— start of Excerpt —
You know man, this is the same thing Bush said after 9/11. Remember the speeches about how we'd make no distinction between countries that harbored terrorists, and terrorists? It was real hardass shit, made us all feel so righteous. People ate it right up, and he had historically record setting approval ratings.

The thing is, by classifying anyone with extremist sympathies as extremists, we essentially made more extremists.

Again, if you voted for someone who supports racism you voted to support racism. This isn't that hard, shouldn't be that hard. This isn't extremism. 

The alternative - one you suggest - is that apparently you shouldn't tell people that they supported someone who is doing racist, sexist, horrible things. 

11 hours ago, Let's Get Kraken said:

I'm not saying compromise our values. Not for a second, and not by one fucking inch. But there is a difference between defending your own values, and dehumanizing your enemy for their opposition.

Telling them that they supported a racist isn't dehumanizing them. If anything, it's humanizing them. It's assuming that they can actually think about their actions and make corrections. What you're suggesting is that people can't do this, and doing this will always fail. You're probably right, but in that case it doesn't matter and the only way you're going to win them over is by giving them more shitty things than Trump did. 

Which  is totally compromising our values.
— end of Excerpt —
— start of Provided material —
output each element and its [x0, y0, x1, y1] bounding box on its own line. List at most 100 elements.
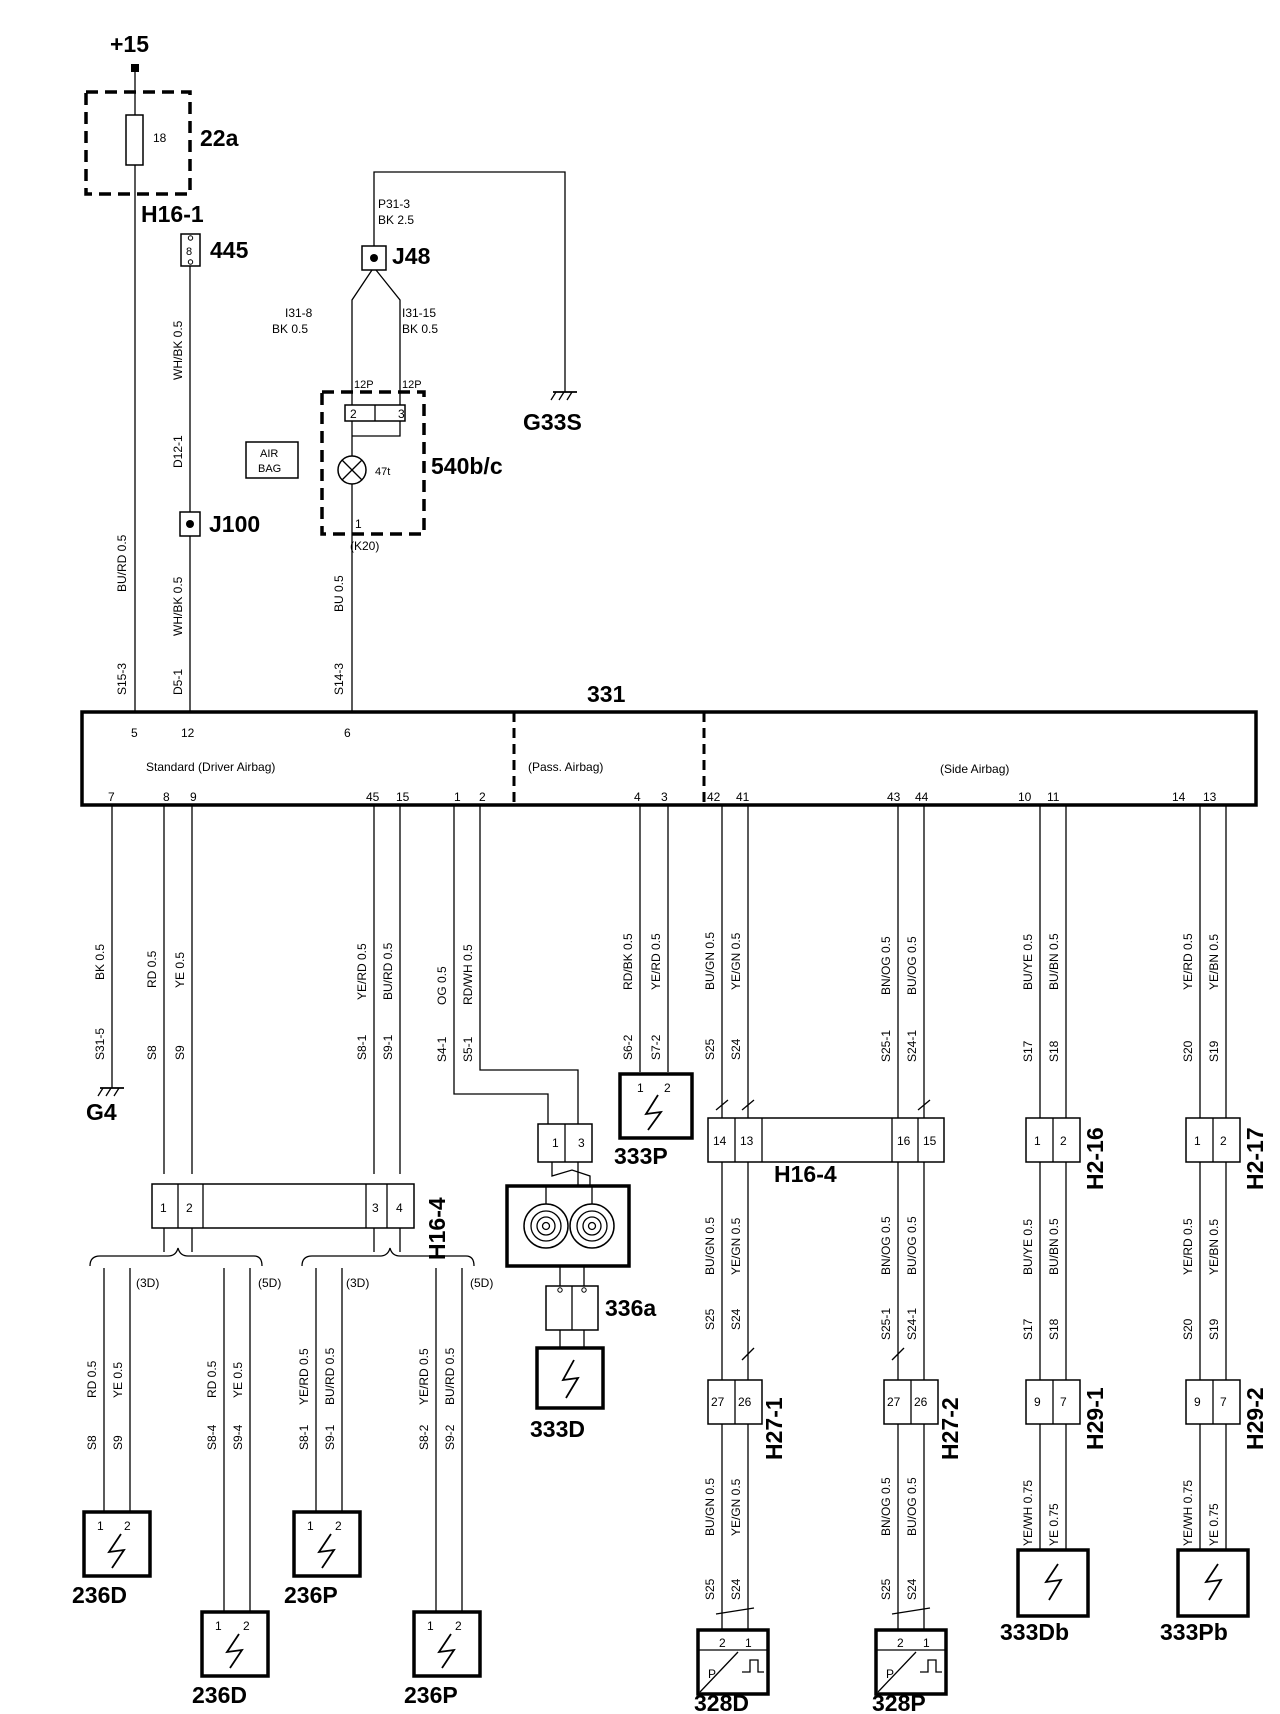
— end of Provided material —
**Stated problem 1:**
Translate this sentence from the forum post into Spanish: "Telling them that they supported a racist isn't dehumanizing them."
**Stated problem 2:**
Copy the part of the forum post starting with "You know man, this" and going on through "sexist, horrible things.".

**Output 1:**
Decirles que apoyaron a un racista no es deshumanizarlos.

**Output 2:**
You know man, this is the same thing Bush said after 9/11. Remember the speeches about how we'd make no distinction between countries that harbored terrorists, and terrorists? It was real hardass shit, made us all feel so righteous. People ate it right up, and he had historically record setting approval ratings.

The thing is, by classifying anyone with extremist sympathies as extremists, we essentially made more extremists.

Again, if you voted for someone who supports racism you voted to support racism. This isn't that hard, shouldn't be that hard. This isn't extremism. 

The alternative - one you suggest - is that apparently you shouldn't tell people that they supported someone who is doing racist, sexist, horrible things.